Extracted data entries
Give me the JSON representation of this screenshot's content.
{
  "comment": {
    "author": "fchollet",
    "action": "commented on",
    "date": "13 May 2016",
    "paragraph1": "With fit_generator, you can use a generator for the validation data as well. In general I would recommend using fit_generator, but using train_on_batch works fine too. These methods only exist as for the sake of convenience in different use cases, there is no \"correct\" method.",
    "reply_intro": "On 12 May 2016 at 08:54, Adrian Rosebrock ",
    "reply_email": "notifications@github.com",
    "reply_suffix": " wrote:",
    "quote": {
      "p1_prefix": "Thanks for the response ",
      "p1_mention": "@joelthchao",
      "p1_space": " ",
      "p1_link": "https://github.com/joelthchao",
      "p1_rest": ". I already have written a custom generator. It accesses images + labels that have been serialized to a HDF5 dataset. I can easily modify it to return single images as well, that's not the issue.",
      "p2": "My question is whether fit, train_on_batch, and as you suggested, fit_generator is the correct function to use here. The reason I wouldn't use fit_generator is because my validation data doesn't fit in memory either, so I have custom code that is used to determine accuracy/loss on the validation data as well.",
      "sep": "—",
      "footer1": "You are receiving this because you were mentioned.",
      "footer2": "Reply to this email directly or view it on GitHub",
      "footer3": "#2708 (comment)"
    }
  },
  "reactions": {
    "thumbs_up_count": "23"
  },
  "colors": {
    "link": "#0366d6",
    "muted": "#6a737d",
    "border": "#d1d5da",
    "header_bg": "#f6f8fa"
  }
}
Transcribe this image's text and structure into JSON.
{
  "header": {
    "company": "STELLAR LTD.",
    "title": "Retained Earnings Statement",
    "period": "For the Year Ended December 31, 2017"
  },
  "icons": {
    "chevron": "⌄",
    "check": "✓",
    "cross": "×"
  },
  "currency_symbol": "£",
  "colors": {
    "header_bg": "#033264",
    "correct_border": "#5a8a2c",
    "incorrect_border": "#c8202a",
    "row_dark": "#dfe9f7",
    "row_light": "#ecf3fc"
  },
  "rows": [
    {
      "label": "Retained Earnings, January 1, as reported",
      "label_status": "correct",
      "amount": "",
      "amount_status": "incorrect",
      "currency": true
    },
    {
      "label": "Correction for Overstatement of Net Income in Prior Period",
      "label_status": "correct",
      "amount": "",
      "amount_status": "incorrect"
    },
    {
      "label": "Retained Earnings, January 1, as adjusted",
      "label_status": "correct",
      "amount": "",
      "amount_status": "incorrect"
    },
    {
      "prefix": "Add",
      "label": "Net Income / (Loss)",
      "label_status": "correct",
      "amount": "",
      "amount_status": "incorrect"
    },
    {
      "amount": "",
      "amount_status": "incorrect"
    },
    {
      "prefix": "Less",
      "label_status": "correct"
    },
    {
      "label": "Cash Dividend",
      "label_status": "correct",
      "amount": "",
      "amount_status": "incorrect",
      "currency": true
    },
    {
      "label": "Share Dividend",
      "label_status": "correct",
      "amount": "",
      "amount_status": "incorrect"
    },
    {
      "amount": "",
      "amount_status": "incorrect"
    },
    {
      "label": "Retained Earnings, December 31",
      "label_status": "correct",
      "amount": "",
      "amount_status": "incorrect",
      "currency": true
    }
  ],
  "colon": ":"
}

JOB –
Going through the data, tally the lines containing "Retained" and report only the result.

RESULT OF THE TASK –
4